> _Data rows_:
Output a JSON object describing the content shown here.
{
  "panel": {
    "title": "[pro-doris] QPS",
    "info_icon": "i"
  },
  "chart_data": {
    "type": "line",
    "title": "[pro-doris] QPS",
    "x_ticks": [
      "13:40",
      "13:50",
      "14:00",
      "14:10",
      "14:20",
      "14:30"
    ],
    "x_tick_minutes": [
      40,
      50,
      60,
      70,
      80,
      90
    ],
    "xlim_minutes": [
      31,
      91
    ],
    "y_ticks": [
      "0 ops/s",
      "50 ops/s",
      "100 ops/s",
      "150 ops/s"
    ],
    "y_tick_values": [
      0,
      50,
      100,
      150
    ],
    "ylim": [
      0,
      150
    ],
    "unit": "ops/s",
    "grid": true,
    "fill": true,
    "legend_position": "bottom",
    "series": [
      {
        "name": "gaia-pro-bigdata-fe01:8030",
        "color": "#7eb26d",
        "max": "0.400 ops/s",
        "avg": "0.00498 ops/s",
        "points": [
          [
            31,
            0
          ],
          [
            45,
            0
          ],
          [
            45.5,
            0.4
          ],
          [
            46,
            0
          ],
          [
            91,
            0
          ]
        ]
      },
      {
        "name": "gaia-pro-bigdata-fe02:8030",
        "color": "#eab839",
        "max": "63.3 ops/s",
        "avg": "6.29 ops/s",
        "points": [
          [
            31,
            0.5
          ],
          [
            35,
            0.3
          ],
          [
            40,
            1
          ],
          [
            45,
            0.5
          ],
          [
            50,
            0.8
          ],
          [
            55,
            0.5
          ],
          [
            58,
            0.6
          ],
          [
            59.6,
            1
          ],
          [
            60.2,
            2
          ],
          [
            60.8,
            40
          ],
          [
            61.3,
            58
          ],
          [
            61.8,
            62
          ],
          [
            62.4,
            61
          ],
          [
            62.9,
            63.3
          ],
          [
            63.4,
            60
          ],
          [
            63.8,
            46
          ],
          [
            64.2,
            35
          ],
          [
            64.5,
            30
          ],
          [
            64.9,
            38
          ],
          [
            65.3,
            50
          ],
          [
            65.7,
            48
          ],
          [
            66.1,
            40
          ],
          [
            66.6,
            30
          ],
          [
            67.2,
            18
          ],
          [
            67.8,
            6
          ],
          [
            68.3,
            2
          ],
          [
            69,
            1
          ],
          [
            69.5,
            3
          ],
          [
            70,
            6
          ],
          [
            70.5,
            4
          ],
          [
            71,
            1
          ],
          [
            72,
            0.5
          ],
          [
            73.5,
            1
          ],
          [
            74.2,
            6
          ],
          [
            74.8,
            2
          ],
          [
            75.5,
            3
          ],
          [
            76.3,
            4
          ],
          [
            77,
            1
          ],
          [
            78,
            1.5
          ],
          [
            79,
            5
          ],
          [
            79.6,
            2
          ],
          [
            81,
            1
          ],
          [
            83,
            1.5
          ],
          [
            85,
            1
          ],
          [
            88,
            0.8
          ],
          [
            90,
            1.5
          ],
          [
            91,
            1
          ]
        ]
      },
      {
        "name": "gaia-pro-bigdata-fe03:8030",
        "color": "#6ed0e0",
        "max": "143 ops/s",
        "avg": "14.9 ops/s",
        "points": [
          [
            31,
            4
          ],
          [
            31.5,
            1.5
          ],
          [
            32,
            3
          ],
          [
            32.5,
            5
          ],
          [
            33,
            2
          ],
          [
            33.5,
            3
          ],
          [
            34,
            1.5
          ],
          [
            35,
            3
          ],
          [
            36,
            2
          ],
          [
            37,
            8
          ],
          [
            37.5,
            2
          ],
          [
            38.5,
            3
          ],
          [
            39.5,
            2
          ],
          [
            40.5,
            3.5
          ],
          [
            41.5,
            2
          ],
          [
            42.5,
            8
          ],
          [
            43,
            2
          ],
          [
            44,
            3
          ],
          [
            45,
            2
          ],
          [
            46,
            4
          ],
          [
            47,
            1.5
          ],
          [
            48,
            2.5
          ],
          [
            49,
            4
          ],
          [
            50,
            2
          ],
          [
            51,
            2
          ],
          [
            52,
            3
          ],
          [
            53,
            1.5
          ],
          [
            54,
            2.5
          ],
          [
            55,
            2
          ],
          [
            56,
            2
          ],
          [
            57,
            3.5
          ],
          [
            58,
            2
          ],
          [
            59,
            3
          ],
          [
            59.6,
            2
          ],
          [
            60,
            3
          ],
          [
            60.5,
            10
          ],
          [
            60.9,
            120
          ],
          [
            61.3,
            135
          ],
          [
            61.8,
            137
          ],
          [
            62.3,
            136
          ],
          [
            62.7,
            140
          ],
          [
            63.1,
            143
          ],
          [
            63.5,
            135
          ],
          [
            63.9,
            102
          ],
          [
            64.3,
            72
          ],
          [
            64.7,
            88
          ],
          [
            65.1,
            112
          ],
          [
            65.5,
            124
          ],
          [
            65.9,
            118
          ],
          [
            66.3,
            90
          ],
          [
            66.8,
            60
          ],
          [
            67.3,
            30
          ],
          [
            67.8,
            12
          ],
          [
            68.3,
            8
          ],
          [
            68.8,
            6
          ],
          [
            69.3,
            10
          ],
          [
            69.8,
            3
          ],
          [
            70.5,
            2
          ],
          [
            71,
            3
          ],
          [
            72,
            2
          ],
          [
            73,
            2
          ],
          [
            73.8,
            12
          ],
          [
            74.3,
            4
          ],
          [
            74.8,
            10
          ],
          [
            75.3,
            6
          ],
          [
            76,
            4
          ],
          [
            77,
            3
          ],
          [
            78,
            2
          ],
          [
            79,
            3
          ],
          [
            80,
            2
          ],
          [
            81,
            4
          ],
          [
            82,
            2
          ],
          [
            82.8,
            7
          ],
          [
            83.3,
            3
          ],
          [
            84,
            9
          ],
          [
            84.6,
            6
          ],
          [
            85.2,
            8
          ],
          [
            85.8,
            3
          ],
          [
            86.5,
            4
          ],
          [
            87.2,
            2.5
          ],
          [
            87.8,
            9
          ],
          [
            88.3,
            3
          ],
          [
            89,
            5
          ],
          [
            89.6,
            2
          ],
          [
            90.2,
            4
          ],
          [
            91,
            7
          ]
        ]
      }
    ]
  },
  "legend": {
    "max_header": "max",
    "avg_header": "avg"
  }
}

> _Objective_: Emit the records above again, exactly, with no line skipped.

> _Result_:
Output a JSON object describing the content shown here.
{
  "panel": {
    "title": "[pro-doris] QPS",
    "info_icon": "i"
  },
  "chart_data": {
    "type": "line",
    "title": "[pro-doris] QPS",
    "x_ticks": [
      "13:40",
      "13:50",
      "14:00",
      "14:10",
      "14:20",
      "14:30"
    ],
    "x_tick_minutes": [
      40,
      50,
      60,
      70,
      80,
      90
    ],
    "xlim_minutes": [
      31,
      91
    ],
    "y_ticks": [
      "0 ops/s",
      "50 ops/s",
      "100 ops/s",
      "150 ops/s"
    ],
    "y_tick_values": [
      0,
      50,
      100,
      150
    ],
    "ylim": [
      0,
      150
    ],
    "unit": "ops/s",
    "grid": true,
    "fill": true,
    "legend_position": "bottom",
    "series": [
      {
        "name": "gaia-pro-bigdata-fe01:8030",
        "color": "#7eb26d",
        "max": "0.400 ops/s",
        "avg": "0.00498 ops/s",
        "points": [
          [
            31,
            0
          ],
          [
            45,
            0
          ],
          [
            45.5,
            0.4
          ],
          [
            46,
            0
          ],
          [
            91,
            0
          ]
        ]
      },
      {
        "name": "gaia-pro-bigdata-fe02:8030",
        "color": "#eab839",
        "max": "63.3 ops/s",
        "avg": "6.29 ops/s",
        "points": [
          [
            31,
            0.5
          ],
          [
            35,
            0.3
          ],
          [
            40,
            1
          ],
          [
            45,
            0.5
          ],
          [
            50,
            0.8
          ],
          [
            55,
            0.5
          ],
          [
            58,
            0.6
          ],
          [
            59.6,
            1
          ],
          [
            60.2,
            2
          ],
          [
            60.8,
            40
          ],
          [
            61.3,
            58
          ],
          [
            61.8,
            62
          ],
          [
            62.4,
            61
          ],
          [
            62.9,
            63.3
          ],
          [
            63.4,
            60
          ],
          [
            63.8,
            46
          ],
          [
            64.2,
            35
          ],
          [
            64.5,
            30
          ],
          [
            64.9,
            38
          ],
          [
            65.3,
            50
          ],
          [
            65.7,
            48
          ],
          [
            66.1,
            40
          ],
          [
            66.6,
            30
          ],
          [
            67.2,
            18
          ],
          [
            67.8,
            6
          ],
          [
            68.3,
            2
          ],
          [
            69,
            1
          ],
          [
            69.5,
            3
          ],
          [
            70,
            6
          ],
          [
            70.5,
            4
          ],
          [
            71,
            1
          ],
          [
            72,
            0.5
          ],
          [
            73.5,
            1
          ],
          [
            74.2,
            6
          ],
          [
            74.8,
            2
          ],
          [
            75.5,
            3
          ],
          [
            76.3,
            4
          ],
          [
            77,
            1
          ],
          [
            78,
            1.5
          ],
          [
            79,
            5
          ],
          [
            79.6,
            2
          ],
          [
            81,
            1
          ],
          [
            83,
            1.5
          ],
          [
            85,
            1
          ],
          [
            88,
            0.8
          ],
          [
            90,
            1.5
          ],
          [
            91,
            1
          ]
        ]
      },
      {
        "name": "gaia-pro-bigdata-fe03:8030",
        "color": "#6ed0e0",
        "max": "143 ops/s",
        "avg": "14.9 ops/s",
        "points": [
          [
            31,
            4
          ],
          [
            31.5,
            1.5
          ],
          [
            32,
            3
          ],
          [
            32.5,
            5
          ],
          [
            33,
            2
          ],
          [
            33.5,
            3
          ],
          [
            34,
            1.5
          ],
          [
            35,
            3
          ],
          [
            36,
            2
          ],
          [
            37,
            8
          ],
          [
            37.5,
            2
          ],
          [
            38.5,
            3
          ],
          [
            39.5,
            2
          ],
          [
            40.5,
            3.5
          ],
          [
            41.5,
            2
          ],
          [
            42.5,
            8
          ],
          [
            43,
            2
          ],
          [
            44,
            3
          ],
          [
            45,
            2
          ],
          [
            46,
            4
          ],
          [
            47,
            1.5
          ],
          [
            48,
            2.5
          ],
          [
            49,
            4
          ],
          [
            50,
            2
          ],
          [
            51,
            2
          ],
          [
            52,
            3
          ],
          [
            53,
            1.5
          ],
          [
            54,
            2.5
          ],
          [
            55,
            2
          ],
          [
            56,
            2
          ],
          [
            57,
            3.5
          ],
          [
            58,
            2
          ],
          [
            59,
            3
          ],
          [
            59.6,
            2
          ],
          [
            60,
            3
          ],
          [
            60.5,
            10
          ],
          [
            60.9,
            120
          ],
          [
            61.3,
            135
          ],
          [
            61.8,
            137
          ],
          [
            62.3,
            136
          ],
          [
            62.7,
            140
          ],
          [
            63.1,
            143
          ],
          [
            63.5,
            135
          ],
          [
            63.9,
            102
          ],
          [
            64.3,
            72
          ],
          [
            64.7,
            88
          ],
          [
            65.1,
            112
          ],
          [
            65.5,
            124
          ],
          [
            65.9,
            118
          ],
          [
            66.3,
            90
          ],
          [
            66.8,
            60
          ],
          [
            67.3,
            30
          ],
          [
            67.8,
            12
          ],
          [
            68.3,
            8
          ],
          [
            68.8,
            6
          ],
          [
            69.3,
            10
          ],
          [
            69.8,
            3
          ],
          [
            70.5,
            2
          ],
          [
            71,
            3
          ],
          [
            72,
            2
          ],
          [
            73,
            2
          ],
          [
            73.8,
            12
          ],
          [
            74.3,
            4
          ],
          [
            74.8,
            10
          ],
          [
            75.3,
            6
          ],
          [
            76,
            4
          ],
          [
            77,
            3
          ],
          [
            78,
            2
          ],
          [
            79,
            3
          ],
          [
            80,
            2
          ],
          [
            81,
            4
          ],
          [
            82,
            2
          ],
          [
            82.8,
            7
          ],
          [
            83.3,
            3
          ],
          [
            84,
            9
          ],
          [
            84.6,
            6
          ],
          [
            85.2,
            8
          ],
          [
            85.8,
            3
          ],
          [
            86.5,
            4
          ],
          [
            87.2,
            2.5
          ],
          [
            87.8,
            9
          ],
          [
            88.3,
            3
          ],
          [
            89,
            5
          ],
          [
            89.6,
            2
          ],
          [
            90.2,
            4
          ],
          [
            91,
            7
          ]
        ]
      }
    ]
  },
  "legend": {
    "max_header": "max",
    "avg_header": "avg"
  }
}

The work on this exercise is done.